▸ Set problem:
In the data, extract each line that holds the string "først".
──────────────────────────────
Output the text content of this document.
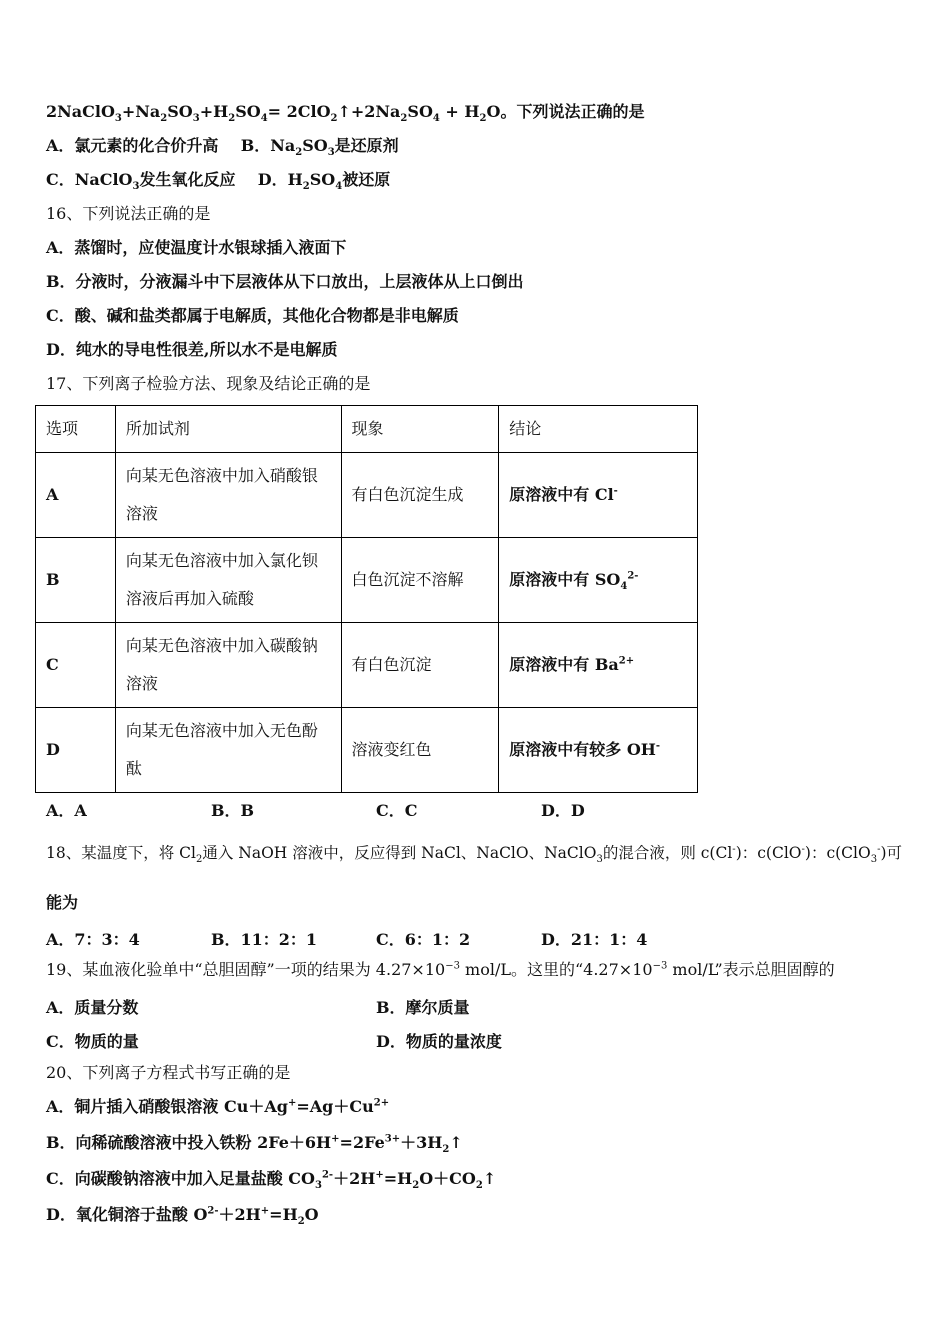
$2NaClO_3+Na_2SO_3+H_2SO_4=$ $2ClO_2↑+2Na_2SO_4 + H_2O$。下列说法正确的是
A．氯元素的化合价升高 B．$Na_2SO_3$是还原剂
C．NaClO$_3$发生氧化反应 D．$H_2SO_4$被还原
16、下列说法正确的是
A．蒸馏时，应使温度计水银球插入液面下
B．分液时，分液漏斗中下层液体从下口放出，上层液体从上口倒出
C．酸、碱和盐类都属于电解质，其他化合物都是非电解质
D．纯水的导电性很差,所以水不是电解质
17、下列离子检验方法、现象及结论正确的是
选项	所加试剂	现象	结论
A	向某无色溶液中加入硝酸银溶液	有白色沉淀生成	原溶液中有 Cl-
B	向某无色溶液中加入氯化钡溶液后再加入硫酸	白色沉淀不溶解	原溶液中有 $SO_4^{2-}$
C	向某无色溶液中加入碳酸钠溶液	有白色沉淀	原溶液中有 $Ba^{2+}$
D	向某无色溶液中加入无色酚酞	溶液变红色	原溶液中有较多 OH-
A．A	B．B	C．C	D．D
18、某温度下，将 $Cl_2$通入 NaOH 溶液中，反应得到 NaCl、NaClO、NaClO$_3$的混合液，则 c(Cl-)：c(ClO-)：c(ClO$_3$-)可
能为
A．7：3：4	B．11：2：1	C．6：1：2	D．21：1：4
19、某血液化验单中“总胆固醇”一项的结果为 $4.27\times 10^{-3}$ mol/L。这里的“$4.27\times 10^{-3}$ mol/L”表示总胆固醇的
A．质量分数	B．摩尔质量
C．物质的量	D．物质的量浓度
20、下列离子方程式书写正确的是
A．铜片插入硝酸银溶液 $Cu+Ag^+=Ag+Cu^{2+}$
B．向稀硫酸溶液中投入铁粉 $2Fe+6H^+=2Fe^{3+}+3H_2↑$
C．向碳酸钠溶液中加入足量盐酸 $CO_3^{2-}+2H^+=H_2O+CO_2↑$
D．氧化铜溶于盐酸 $O^{2-}+2H^+=H_2O$
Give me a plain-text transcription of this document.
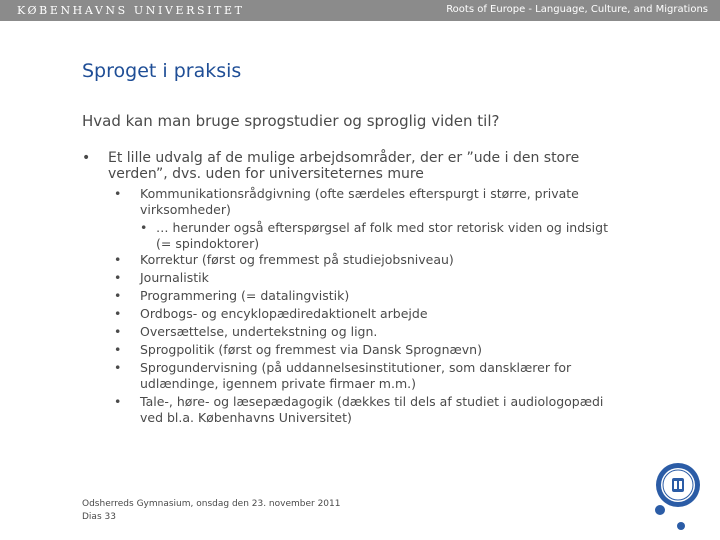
KØBENHAVNS UNIVERSITET	Roots of Europe - Language, Culture, and Migrations
Sproget i praksis
Hvad kan man bruge sprogstudier og sproglig viden til?

• Et lille udvalg af de mulige arbejdsområder, der er ”ude i den store verden”, dvs. uden for universiteternes mure

• Kommunikationsrådgivning (ofte særdeles efterspurgt i større, private virksomheder)
• … herunder også efterspørgsel af folk med stor retorisk viden og indsigt (= spindoktorer)
• Korrektur (først og fremmest på studiejobsniveau)
• Journalistik
• Programmering (= datalingvistik)
• Ordbogs- og encyklopædiredaktionelt arbejde
• Oversættelse, undertekstning og lign.
• Sprogpolitik (først og fremmest via Dansk Sprognævn)
• Sprogundervisning (på uddannelsesinstitutioner, som dansklærer for udlændinge, igennem private firmaer m.m.)
• Tale-, høre- og læsepædagogik (dækkes til dels af studiet i audiologopædi ved bl.a. Københavns Universitet)
Odsherreds Gymnasium, onsdag den 23. november 2011
Dias 33
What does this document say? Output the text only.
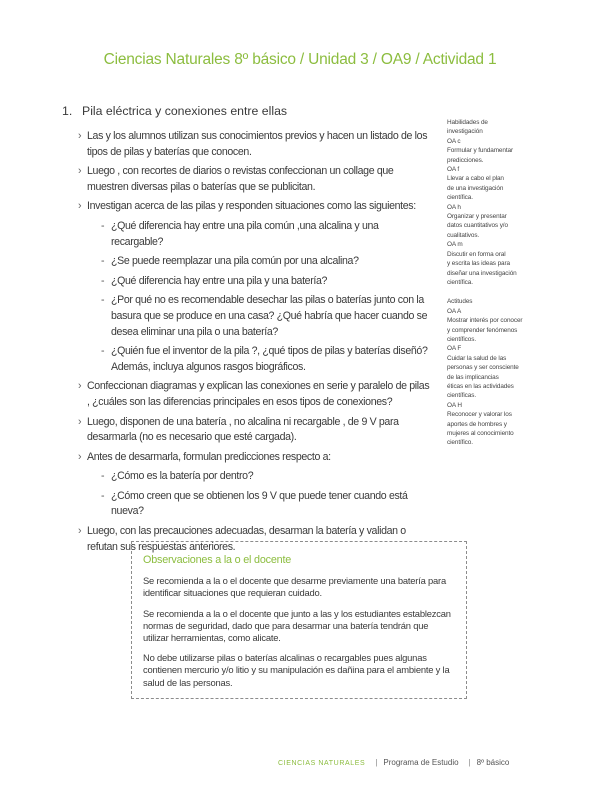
Ciencias Naturales 8º básico / Unidad 3 / OA9 / Actividad 1
1. Pila eléctrica y conexiones entre ellas
› Las y los alumnos utilizan sus conocimientos previos y hacen un listado de los tipos de pilas y baterías que conocen.
› Luego , con recortes de diarios o revistas confeccionan un collage que muestren diversas pilas o baterías que se publicitan.
› Investigan acerca de las pilas y responden situaciones como las siguientes:
- ¿Qué diferencia hay entre una pila común ,una alcalina y una recargable?
- ¿Se puede reemplazar una pila común por una alcalina?
- ¿Qué diferencia hay entre una pila y una batería?
- ¿Por qué no es recomendable desechar las pilas o baterías junto con la basura que se produce en una casa? ¿Qué habría que hacer cuando se desea eliminar una pila o una batería?
- ¿Quién fue el inventor de la pila ?, ¿qué tipos de pilas y baterías diseñó? Además, incluya algunos rasgos biográficos.
› Confeccionan diagramas y explican las conexiones en serie y paralelo de pilas , ¿cuáles son las diferencias principales en esos tipos de conexiones?
› Luego, disponen de una batería , no alcalina ni recargable , de 9 V para desarmarla (no es necesario que esté cargada).
› Antes de desarmarla, formulan predicciones respecto a:
- ¿Cómo es la batería por dentro?
- ¿Cómo creen que se obtienen los 9 V que puede tener cuando está nueva?
› Luego, con las precauciones adecuadas, desarman la batería y validan o refutan sus respuestas anteriores.

Habilidades de

investigación

OA c

Formular y fundamentar

predicciones.

OA f

Llevar a cabo el plan

de una investigación

científica.

OA h

Organizar y presentar

datos cuantitativos y/o

cualitativos.

OA m

Discutir en forma oral

y escrita las ideas para

diseñar una investigación

científica.

Actitudes

OA A

Mostrar interés por conocer

y comprender fenómenos

científicos.

OA F

Cuidar la salud de las

personas y ser consciente

de las implicancias

éticas en las actividades

científicas.

OA H

Reconocer y valorar los

aportes de hombres y

mujeres al conocimiento

científico.

Observaciones a la o el docente

Se recomienda a la o el docente que desarme previamente una batería para identificar situaciones que requieran cuidado.

Se recomienda a la o el docente que junto a las y los estudiantes establezcan normas de seguridad, dado que para desarmar una batería tendrán que utilizar herramientas, como alicate.

No debe utilizarse pilas o baterías alcalinas o recargables pues algunas contienen mercurio y/o litio y su manipulación es dañina para el ambiente y la salud de las personas.

CIENCIAS NATURALES | Programa de Estudio | 8º básico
──────────────────────────────
▸ Completed exercise:
• Korrektur (først og fremmest på studiejobsniveau)
• Sprogpolitik (først og fremmest via Dansk Sprognævn)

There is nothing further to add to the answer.